Please give the listing again in its entirety, exactly as written.

-- START Extracted entries --

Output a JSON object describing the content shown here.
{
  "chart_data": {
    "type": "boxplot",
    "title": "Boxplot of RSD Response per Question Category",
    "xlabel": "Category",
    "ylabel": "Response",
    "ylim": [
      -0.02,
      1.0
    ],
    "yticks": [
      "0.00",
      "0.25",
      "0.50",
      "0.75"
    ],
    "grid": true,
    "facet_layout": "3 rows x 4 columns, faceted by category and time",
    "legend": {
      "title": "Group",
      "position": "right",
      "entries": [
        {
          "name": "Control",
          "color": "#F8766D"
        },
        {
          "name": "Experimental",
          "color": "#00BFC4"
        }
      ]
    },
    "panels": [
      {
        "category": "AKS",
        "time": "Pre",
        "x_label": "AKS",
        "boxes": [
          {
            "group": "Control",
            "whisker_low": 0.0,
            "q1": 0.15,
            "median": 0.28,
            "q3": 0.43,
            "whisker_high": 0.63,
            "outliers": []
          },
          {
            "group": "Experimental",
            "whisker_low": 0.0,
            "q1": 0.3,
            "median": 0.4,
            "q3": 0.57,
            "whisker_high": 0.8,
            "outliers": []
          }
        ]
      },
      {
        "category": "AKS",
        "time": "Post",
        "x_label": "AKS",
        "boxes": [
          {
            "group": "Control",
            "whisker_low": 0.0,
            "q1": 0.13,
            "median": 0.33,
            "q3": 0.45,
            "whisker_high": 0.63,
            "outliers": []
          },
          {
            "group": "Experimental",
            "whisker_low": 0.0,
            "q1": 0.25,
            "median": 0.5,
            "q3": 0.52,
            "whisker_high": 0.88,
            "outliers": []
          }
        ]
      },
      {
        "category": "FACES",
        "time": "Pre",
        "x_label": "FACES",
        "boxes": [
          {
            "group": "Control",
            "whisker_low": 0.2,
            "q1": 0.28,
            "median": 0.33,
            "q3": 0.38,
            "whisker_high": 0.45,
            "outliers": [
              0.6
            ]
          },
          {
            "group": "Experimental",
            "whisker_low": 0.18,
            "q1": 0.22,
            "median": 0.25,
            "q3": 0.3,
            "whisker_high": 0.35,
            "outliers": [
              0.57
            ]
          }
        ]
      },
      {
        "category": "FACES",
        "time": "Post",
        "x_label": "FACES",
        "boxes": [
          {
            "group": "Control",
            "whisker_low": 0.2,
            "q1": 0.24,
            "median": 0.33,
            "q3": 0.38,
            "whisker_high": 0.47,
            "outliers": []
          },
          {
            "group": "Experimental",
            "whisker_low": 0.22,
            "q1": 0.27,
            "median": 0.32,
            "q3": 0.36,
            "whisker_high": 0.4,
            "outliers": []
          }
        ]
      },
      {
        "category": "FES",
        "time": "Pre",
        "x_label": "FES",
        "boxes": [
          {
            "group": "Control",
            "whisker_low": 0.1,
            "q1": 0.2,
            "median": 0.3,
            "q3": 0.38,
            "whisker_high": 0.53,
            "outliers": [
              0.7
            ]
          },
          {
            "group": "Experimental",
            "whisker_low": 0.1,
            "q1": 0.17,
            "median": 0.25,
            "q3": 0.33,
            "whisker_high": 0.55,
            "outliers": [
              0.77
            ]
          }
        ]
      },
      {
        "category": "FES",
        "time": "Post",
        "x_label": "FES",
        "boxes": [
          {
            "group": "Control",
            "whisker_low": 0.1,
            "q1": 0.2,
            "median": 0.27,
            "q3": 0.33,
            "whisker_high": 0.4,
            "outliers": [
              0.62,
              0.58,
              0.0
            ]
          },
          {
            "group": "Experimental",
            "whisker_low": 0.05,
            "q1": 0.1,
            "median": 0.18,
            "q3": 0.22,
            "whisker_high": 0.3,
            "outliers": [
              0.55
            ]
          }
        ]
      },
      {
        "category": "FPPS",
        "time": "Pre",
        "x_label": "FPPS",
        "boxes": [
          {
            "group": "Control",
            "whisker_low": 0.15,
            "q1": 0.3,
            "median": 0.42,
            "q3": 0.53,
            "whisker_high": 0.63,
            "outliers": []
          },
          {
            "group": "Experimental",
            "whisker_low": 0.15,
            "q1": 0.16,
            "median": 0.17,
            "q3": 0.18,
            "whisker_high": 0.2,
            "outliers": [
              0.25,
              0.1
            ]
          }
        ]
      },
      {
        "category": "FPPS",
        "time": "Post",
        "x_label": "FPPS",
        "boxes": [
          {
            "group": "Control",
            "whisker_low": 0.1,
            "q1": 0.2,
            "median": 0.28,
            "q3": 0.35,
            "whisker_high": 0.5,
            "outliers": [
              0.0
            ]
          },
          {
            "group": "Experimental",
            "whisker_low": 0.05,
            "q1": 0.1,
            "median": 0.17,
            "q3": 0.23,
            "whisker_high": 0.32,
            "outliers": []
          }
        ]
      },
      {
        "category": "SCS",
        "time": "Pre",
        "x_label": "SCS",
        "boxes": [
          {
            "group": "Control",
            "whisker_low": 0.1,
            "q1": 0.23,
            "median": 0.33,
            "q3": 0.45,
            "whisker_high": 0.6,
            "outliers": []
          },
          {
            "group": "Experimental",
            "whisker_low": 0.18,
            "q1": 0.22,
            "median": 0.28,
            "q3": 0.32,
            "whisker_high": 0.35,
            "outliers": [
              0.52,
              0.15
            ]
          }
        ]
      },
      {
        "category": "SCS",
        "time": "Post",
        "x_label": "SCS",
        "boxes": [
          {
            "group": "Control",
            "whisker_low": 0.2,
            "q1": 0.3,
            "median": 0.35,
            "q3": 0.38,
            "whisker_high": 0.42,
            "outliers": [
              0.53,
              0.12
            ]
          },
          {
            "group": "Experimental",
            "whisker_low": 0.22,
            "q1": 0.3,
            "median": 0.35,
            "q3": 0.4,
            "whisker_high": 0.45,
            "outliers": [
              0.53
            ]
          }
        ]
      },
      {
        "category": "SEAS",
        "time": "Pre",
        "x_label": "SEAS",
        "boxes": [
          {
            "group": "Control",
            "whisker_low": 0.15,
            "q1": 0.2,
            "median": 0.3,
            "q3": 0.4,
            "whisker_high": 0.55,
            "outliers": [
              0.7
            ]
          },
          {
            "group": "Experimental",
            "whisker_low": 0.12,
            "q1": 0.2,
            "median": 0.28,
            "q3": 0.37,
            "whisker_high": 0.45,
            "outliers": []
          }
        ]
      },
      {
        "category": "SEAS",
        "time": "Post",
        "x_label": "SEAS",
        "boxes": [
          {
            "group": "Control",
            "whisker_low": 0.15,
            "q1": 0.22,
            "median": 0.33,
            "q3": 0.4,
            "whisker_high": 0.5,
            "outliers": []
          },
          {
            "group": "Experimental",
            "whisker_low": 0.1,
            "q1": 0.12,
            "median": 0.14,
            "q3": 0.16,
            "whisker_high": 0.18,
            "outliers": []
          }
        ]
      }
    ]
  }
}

-- END Extracted entries --

Response:
Output a JSON object describing the content shown here.
{
  "chart_data": {
    "type": "boxplot",
    "title": "Boxplot of RSD Response per Question Category",
    "xlabel": "Category",
    "ylabel": "Response",
    "ylim": [
      -0.02,
      1.0
    ],
    "yticks": [
      "0.00",
      "0.25",
      "0.50",
      "0.75"
    ],
    "grid": true,
    "facet_layout": "3 rows x 4 columns, faceted by category and time",
    "legend": {
      "title": "Group",
      "position": "right",
      "entries": [
        {
          "name": "Control",
          "color": "#F8766D"
        },
        {
          "name": "Experimental",
          "color": "#00BFC4"
        }
      ]
    },
    "panels": [
      {
        "category": "AKS",
        "time": "Pre",
        "x_label": "AKS",
        "boxes": [
          {
            "group": "Control",
            "whisker_low": 0.0,
            "q1": 0.15,
            "median": 0.28,
            "q3": 0.43,
            "whisker_high": 0.63,
            "outliers": []
          },
          {
            "group": "Experimental",
            "whisker_low": 0.0,
            "q1": 0.3,
            "median": 0.4,
            "q3": 0.57,
            "whisker_high": 0.8,
            "outliers": []
          }
        ]
      },
      {
        "category": "AKS",
        "time": "Post",
        "x_label": "AKS",
        "boxes": [
          {
            "group": "Control",
            "whisker_low": 0.0,
            "q1": 0.13,
            "median": 0.33,
            "q3": 0.45,
            "whisker_high": 0.63,
            "outliers": []
          },
          {
            "group": "Experimental",
            "whisker_low": 0.0,
            "q1": 0.25,
            "median": 0.5,
            "q3": 0.52,
            "whisker_high": 0.88,
            "outliers": []
          }
        ]
      },
      {
        "category": "FACES",
        "time": "Pre",
        "x_label": "FACES",
        "boxes": [
          {
            "group": "Control",
            "whisker_low": 0.2,
            "q1": 0.28,
            "median": 0.33,
            "q3": 0.38,
            "whisker_high": 0.45,
            "outliers": [
              0.6
            ]
          },
          {
            "group": "Experimental",
            "whisker_low": 0.18,
            "q1": 0.22,
            "median": 0.25,
            "q3": 0.3,
            "whisker_high": 0.35,
            "outliers": [
              0.57
            ]
          }
        ]
      },
      {
        "category": "FACES",
        "time": "Post",
        "x_label": "FACES",
        "boxes": [
          {
            "group": "Control",
            "whisker_low": 0.2,
            "q1": 0.24,
            "median": 0.33,
            "q3": 0.38,
            "whisker_high": 0.47,
            "outliers": []
          },
          {
            "group": "Experimental",
            "whisker_low": 0.22,
            "q1": 0.27,
            "median": 0.32,
            "q3": 0.36,
            "whisker_high": 0.4,
            "outliers": []
          }
        ]
      },
      {
        "category": "FES",
        "time": "Pre",
        "x_label": "FES",
        "boxes": [
          {
            "group": "Control",
            "whisker_low": 0.1,
            "q1": 0.2,
            "median": 0.3,
            "q3": 0.38,
            "whisker_high": 0.53,
            "outliers": [
              0.7
            ]
          },
          {
            "group": "Experimental",
            "whisker_low": 0.1,
            "q1": 0.17,
            "median": 0.25,
            "q3": 0.33,
            "whisker_high": 0.55,
            "outliers": [
              0.77
            ]
          }
        ]
      },
      {
        "category": "FES",
        "time": "Post",
        "x_label": "FES",
        "boxes": [
          {
            "group": "Control",
            "whisker_low": 0.1,
            "q1": 0.2,
            "median": 0.27,
            "q3": 0.33,
            "whisker_high": 0.4,
            "outliers": [
              0.62,
              0.58,
              0.0
            ]
          },
          {
            "group": "Experimental",
            "whisker_low": 0.05,
            "q1": 0.1,
            "median": 0.18,
            "q3": 0.22,
            "whisker_high": 0.3,
            "outliers": [
              0.55
            ]
          }
        ]
      },
      {
        "category": "FPPS",
        "time": "Pre",
        "x_label": "FPPS",
        "boxes": [
          {
            "group": "Control",
            "whisker_low": 0.15,
            "q1": 0.3,
            "median": 0.42,
            "q3": 0.53,
            "whisker_high": 0.63,
            "outliers": []
          },
          {
            "group": "Experimental",
            "whisker_low": 0.15,
            "q1": 0.16,
            "median": 0.17,
            "q3": 0.18,
            "whisker_high": 0.2,
            "outliers": [
              0.25,
              0.1
            ]
          }
        ]
      },
      {
        "category": "FPPS",
        "time": "Post",
        "x_label": "FPPS",
        "boxes": [
          {
            "group": "Control",
            "whisker_low": 0.1,
            "q1": 0.2,
            "median": 0.28,
            "q3": 0.35,
            "whisker_high": 0.5,
            "outliers": [
              0.0
            ]
          },
          {
            "group": "Experimental",
            "whisker_low": 0.05,
            "q1": 0.1,
            "median": 0.17,
            "q3": 0.23,
            "whisker_high": 0.32,
            "outliers": []
          }
        ]
      },
      {
        "category": "SCS",
        "time": "Pre",
        "x_label": "SCS",
        "boxes": [
          {
            "group": "Control",
            "whisker_low": 0.1,
            "q1": 0.23,
            "median": 0.33,
            "q3": 0.45,
            "whisker_high": 0.6,
            "outliers": []
          },
          {
            "group": "Experimental",
            "whisker_low": 0.18,
            "q1": 0.22,
            "median": 0.28,
            "q3": 0.32,
            "whisker_high": 0.35,
            "outliers": [
              0.52,
              0.15
            ]
          }
        ]
      },
      {
        "category": "SCS",
        "time": "Post",
        "x_label": "SCS",
        "boxes": [
          {
            "group": "Control",
            "whisker_low": 0.2,
            "q1": 0.3,
            "median": 0.35,
            "q3": 0.38,
            "whisker_high": 0.42,
            "outliers": [
              0.53,
              0.12
            ]
          },
          {
            "group": "Experimental",
            "whisker_low": 0.22,
            "q1": 0.3,
            "median": 0.35,
            "q3": 0.4,
            "whisker_high": 0.45,
            "outliers": [
              0.53
            ]
          }
        ]
      },
      {
        "category": "SEAS",
        "time": "Pre",
        "x_label": "SEAS",
        "boxes": [
          {
            "group": "Control",
            "whisker_low": 0.15,
            "q1": 0.2,
            "median": 0.3,
            "q3": 0.4,
            "whisker_high": 0.55,
            "outliers": [
              0.7
            ]
          },
          {
            "group": "Experimental",
            "whisker_low": 0.12,
            "q1": 0.2,
            "median": 0.28,
            "q3": 0.37,
            "whisker_high": 0.45,
            "outliers": []
          }
        ]
      },
      {
        "category": "SEAS",
        "time": "Post",
        "x_label": "SEAS",
        "boxes": [
          {
            "group": "Control",
            "whisker_low": 0.15,
            "q1": 0.22,
            "median": 0.33,
            "q3": 0.4,
            "whisker_high": 0.5,
            "outliers": []
          },
          {
            "group": "Experimental",
            "whisker_low": 0.1,
            "q1": 0.12,
            "median": 0.14,
            "q3": 0.16,
            "whisker_high": 0.18,
            "outliers": []
          }
        ]
      }
    ]
  }
}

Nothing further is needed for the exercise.